» **WHAT YOU ARE ASKED TO DO**: Will you extract the entries word for word? Images should not appear in the copy.

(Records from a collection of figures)
☆ ☆ ☆

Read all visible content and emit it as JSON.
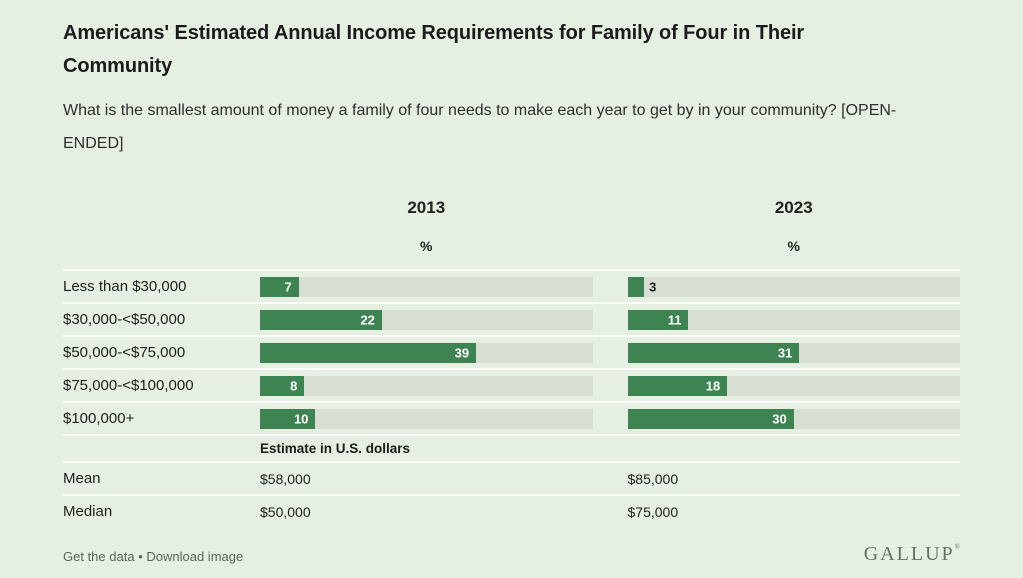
{
  "page": {
    "title": "Americans' Estimated Annual Income Requirements for Family of Four in Their Community",
    "subtitle": "What is the smallest amount of money a family of four needs to make each year to get by in your community? [OPEN-ENDED]"
  },
  "chart_data": {
    "type": "bar",
    "title": "Americans' Estimated Annual Income Requirements for Family of Four in Their Community",
    "subtitle": "What is the smallest amount of money a family of four needs to make each year to get by in your community? [OPEN-ENDED]",
    "orientation": "horizontal",
    "columns": [
      {
        "label": "2013",
        "unit": "%"
      },
      {
        "label": "2023",
        "unit": "%"
      }
    ],
    "categories": [
      "Less than $30,000",
      "$30,000-<$50,000",
      "$50,000-<$75,000",
      "$75,000-<$100,000",
      "$100,000+"
    ],
    "series": [
      {
        "name": "2013",
        "values": [
          7,
          22,
          39,
          8,
          10
        ]
      },
      {
        "name": "2023",
        "values": [
          3,
          11,
          31,
          18,
          30
        ]
      }
    ],
    "xlim": [
      0,
      60
    ],
    "grid": false,
    "estimate_header": "Estimate in U.S. dollars",
    "stats": [
      {
        "label": "Mean",
        "values": [
          "$58,000",
          "$85,000"
        ]
      },
      {
        "label": "Median",
        "values": [
          "$50,000",
          "$75,000"
        ]
      }
    ]
  },
  "footer": {
    "link_data": "Get the data",
    "separator": "•",
    "link_image": "Download image",
    "logo": "GALLUP",
    "logo_tm": "®"
  },
  "colors": {
    "background": "#e5f0e2",
    "bar": "#3d8452",
    "track": "#d9ded2",
    "separator": "#fafcf7"
  }
}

☆ ☆ ☆

» **SOLUTION BELOW**:
Read all visible content and emit it as JSON.
{
  "page": {
    "title": "Americans' Estimated Annual Income Requirements for Family of Four in Their Community",
    "subtitle": "What is the smallest amount of money a family of four needs to make each year to get by in your community? [OPEN-ENDED]"
  },
  "chart_data": {
    "type": "bar",
    "title": "Americans' Estimated Annual Income Requirements for Family of Four in Their Community",
    "subtitle": "What is the smallest amount of money a family of four needs to make each year to get by in your community? [OPEN-ENDED]",
    "orientation": "horizontal",
    "columns": [
      {
        "label": "2013",
        "unit": "%"
      },
      {
        "label": "2023",
        "unit": "%"
      }
    ],
    "categories": [
      "Less than $30,000",
      "$30,000-<$50,000",
      "$50,000-<$75,000",
      "$75,000-<$100,000",
      "$100,000+"
    ],
    "series": [
      {
        "name": "2013",
        "values": [
          7,
          22,
          39,
          8,
          10
        ]
      },
      {
        "name": "2023",
        "values": [
          3,
          11,
          31,
          18,
          30
        ]
      }
    ],
    "xlim": [
      0,
      60
    ],
    "grid": false,
    "estimate_header": "Estimate in U.S. dollars",
    "stats": [
      {
        "label": "Mean",
        "values": [
          "$58,000",
          "$85,000"
        ]
      },
      {
        "label": "Median",
        "values": [
          "$50,000",
          "$75,000"
        ]
      }
    ]
  },
  "footer": {
    "link_data": "Get the data",
    "separator": "•",
    "link_image": "Download image",
    "logo": "GALLUP",
    "logo_tm": "®"
  },
  "colors": {
    "background": "#e5f0e2",
    "bar": "#3d8452",
    "track": "#d9ded2",
    "separator": "#fafcf7"
  }
}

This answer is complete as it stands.